* [Given request]
Copy out the listing exactly.

——————————

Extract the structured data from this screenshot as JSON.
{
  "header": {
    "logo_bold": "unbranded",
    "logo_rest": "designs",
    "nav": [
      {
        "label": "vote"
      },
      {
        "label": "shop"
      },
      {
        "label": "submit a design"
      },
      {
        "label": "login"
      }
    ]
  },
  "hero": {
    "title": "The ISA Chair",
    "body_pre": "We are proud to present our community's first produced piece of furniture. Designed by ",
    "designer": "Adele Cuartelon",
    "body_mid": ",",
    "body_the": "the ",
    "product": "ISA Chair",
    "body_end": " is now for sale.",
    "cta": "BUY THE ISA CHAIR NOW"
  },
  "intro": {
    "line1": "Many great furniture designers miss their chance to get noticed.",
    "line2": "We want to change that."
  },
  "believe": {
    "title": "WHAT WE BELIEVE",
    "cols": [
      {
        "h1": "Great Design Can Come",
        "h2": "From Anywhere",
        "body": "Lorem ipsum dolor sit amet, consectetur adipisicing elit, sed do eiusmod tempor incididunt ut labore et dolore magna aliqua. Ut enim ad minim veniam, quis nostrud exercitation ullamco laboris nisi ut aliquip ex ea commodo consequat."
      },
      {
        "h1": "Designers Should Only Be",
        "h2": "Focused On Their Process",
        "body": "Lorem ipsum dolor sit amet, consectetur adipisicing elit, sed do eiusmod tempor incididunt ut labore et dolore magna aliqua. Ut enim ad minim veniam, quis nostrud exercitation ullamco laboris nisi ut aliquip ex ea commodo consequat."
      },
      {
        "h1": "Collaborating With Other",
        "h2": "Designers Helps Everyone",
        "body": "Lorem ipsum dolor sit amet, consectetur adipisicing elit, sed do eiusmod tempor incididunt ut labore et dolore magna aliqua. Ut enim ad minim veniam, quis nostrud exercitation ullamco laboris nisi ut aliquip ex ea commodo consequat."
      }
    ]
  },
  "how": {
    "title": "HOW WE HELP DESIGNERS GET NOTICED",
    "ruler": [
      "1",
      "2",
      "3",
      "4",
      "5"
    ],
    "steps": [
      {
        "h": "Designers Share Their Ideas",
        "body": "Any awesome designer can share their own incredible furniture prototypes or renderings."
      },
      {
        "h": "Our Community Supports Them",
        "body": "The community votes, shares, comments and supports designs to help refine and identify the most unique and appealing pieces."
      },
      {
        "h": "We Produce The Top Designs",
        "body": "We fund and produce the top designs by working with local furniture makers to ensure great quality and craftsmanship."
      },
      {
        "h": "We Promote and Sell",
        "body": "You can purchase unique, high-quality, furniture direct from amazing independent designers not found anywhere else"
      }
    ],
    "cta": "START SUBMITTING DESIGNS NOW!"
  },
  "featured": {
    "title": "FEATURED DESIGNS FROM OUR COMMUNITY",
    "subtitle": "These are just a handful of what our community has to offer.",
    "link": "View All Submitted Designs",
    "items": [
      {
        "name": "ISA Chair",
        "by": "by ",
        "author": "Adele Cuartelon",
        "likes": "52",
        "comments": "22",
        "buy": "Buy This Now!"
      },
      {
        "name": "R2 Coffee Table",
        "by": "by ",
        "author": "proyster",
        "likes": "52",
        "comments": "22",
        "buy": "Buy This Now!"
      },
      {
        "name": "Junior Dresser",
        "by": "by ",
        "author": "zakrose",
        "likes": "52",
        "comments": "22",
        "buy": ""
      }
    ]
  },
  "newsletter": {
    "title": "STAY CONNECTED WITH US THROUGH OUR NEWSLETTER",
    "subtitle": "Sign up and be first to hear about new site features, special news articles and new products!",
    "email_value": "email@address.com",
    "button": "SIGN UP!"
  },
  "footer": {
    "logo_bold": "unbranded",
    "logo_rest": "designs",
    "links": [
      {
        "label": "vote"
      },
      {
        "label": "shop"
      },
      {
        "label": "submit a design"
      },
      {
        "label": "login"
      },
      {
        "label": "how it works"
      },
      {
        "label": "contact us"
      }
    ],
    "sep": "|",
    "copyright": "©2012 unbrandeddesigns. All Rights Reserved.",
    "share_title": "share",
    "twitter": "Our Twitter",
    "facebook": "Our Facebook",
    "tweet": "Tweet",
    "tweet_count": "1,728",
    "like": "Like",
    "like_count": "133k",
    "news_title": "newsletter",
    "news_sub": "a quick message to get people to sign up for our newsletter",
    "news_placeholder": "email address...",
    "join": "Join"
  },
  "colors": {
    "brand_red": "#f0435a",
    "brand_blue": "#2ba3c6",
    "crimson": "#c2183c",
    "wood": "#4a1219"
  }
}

——————————

* [Task solution]
Extract the structured data from this screenshot as JSON.
{
  "header": {
    "logo_bold": "unbranded",
    "logo_rest": "designs",
    "nav": [
      {
        "label": "vote"
      },
      {
        "label": "shop"
      },
      {
        "label": "submit a design"
      },
      {
        "label": "login"
      }
    ]
  },
  "hero": {
    "title": "The ISA Chair",
    "body_pre": "We are proud to present our community's first produced piece of furniture. Designed by ",
    "designer": "Adele Cuartelon",
    "body_mid": ",",
    "body_the": "the ",
    "product": "ISA Chair",
    "body_end": " is now for sale.",
    "cta": "BUY THE ISA CHAIR NOW"
  },
  "intro": {
    "line1": "Many great furniture designers miss their chance to get noticed.",
    "line2": "We want to change that."
  },
  "believe": {
    "title": "WHAT WE BELIEVE",
    "cols": [
      {
        "h1": "Great Design Can Come",
        "h2": "From Anywhere",
        "body": "Lorem ipsum dolor sit amet, consectetur adipisicing elit, sed do eiusmod tempor incididunt ut labore et dolore magna aliqua. Ut enim ad minim veniam, quis nostrud exercitation ullamco laboris nisi ut aliquip ex ea commodo consequat."
      },
      {
        "h1": "Designers Should Only Be",
        "h2": "Focused On Their Process",
        "body": "Lorem ipsum dolor sit amet, consectetur adipisicing elit, sed do eiusmod tempor incididunt ut labore et dolore magna aliqua. Ut enim ad minim veniam, quis nostrud exercitation ullamco laboris nisi ut aliquip ex ea commodo consequat."
      },
      {
        "h1": "Collaborating With Other",
        "h2": "Designers Helps Everyone",
        "body": "Lorem ipsum dolor sit amet, consectetur adipisicing elit, sed do eiusmod tempor incididunt ut labore et dolore magna aliqua. Ut enim ad minim veniam, quis nostrud exercitation ullamco laboris nisi ut aliquip ex ea commodo consequat."
      }
    ]
  },
  "how": {
    "title": "HOW WE HELP DESIGNERS GET NOTICED",
    "ruler": [
      "1",
      "2",
      "3",
      "4",
      "5"
    ],
    "steps": [
      {
        "h": "Designers Share Their Ideas",
        "body": "Any awesome designer can share their own incredible furniture prototypes or renderings."
      },
      {
        "h": "Our Community Supports Them",
        "body": "The community votes, shares, comments and supports designs to help refine and identify the most unique and appealing pieces."
      },
      {
        "h": "We Produce The Top Designs",
        "body": "We fund and produce the top designs by working with local furniture makers to ensure great quality and craftsmanship."
      },
      {
        "h": "We Promote and Sell",
        "body": "You can purchase unique, high-quality, furniture direct from amazing independent designers not found anywhere else"
      }
    ],
    "cta": "START SUBMITTING DESIGNS NOW!"
  },
  "featured": {
    "title": "FEATURED DESIGNS FROM OUR COMMUNITY",
    "subtitle": "These are just a handful of what our community has to offer.",
    "link": "View All Submitted Designs",
    "items": [
      {
        "name": "ISA Chair",
        "by": "by ",
        "author": "Adele Cuartelon",
        "likes": "52",
        "comments": "22",
        "buy": "Buy This Now!"
      },
      {
        "name": "R2 Coffee Table",
        "by": "by ",
        "author": "proyster",
        "likes": "52",
        "comments": "22",
        "buy": "Buy This Now!"
      },
      {
        "name": "Junior Dresser",
        "by": "by ",
        "author": "zakrose",
        "likes": "52",
        "comments": "22",
        "buy": ""
      }
    ]
  },
  "newsletter": {
    "title": "STAY CONNECTED WITH US THROUGH OUR NEWSLETTER",
    "subtitle": "Sign up and be first to hear about new site features, special news articles and new products!",
    "email_value": "email@address.com",
    "button": "SIGN UP!"
  },
  "footer": {
    "logo_bold": "unbranded",
    "logo_rest": "designs",
    "links": [
      {
        "label": "vote"
      },
      {
        "label": "shop"
      },
      {
        "label": "submit a design"
      },
      {
        "label": "login"
      },
      {
        "label": "how it works"
      },
      {
        "label": "contact us"
      }
    ],
    "sep": "|",
    "copyright": "©2012 unbrandeddesigns. All Rights Reserved.",
    "share_title": "share",
    "twitter": "Our Twitter",
    "facebook": "Our Facebook",
    "tweet": "Tweet",
    "tweet_count": "1,728",
    "like": "Like",
    "like_count": "133k",
    "news_title": "newsletter",
    "news_sub": "a quick message to get people to sign up for our newsletter",
    "news_placeholder": "email address...",
    "join": "Join"
  },
  "colors": {
    "brand_red": "#f0435a",
    "brand_blue": "#2ba3c6",
    "crimson": "#c2183c",
    "wood": "#4a1219"
  }
}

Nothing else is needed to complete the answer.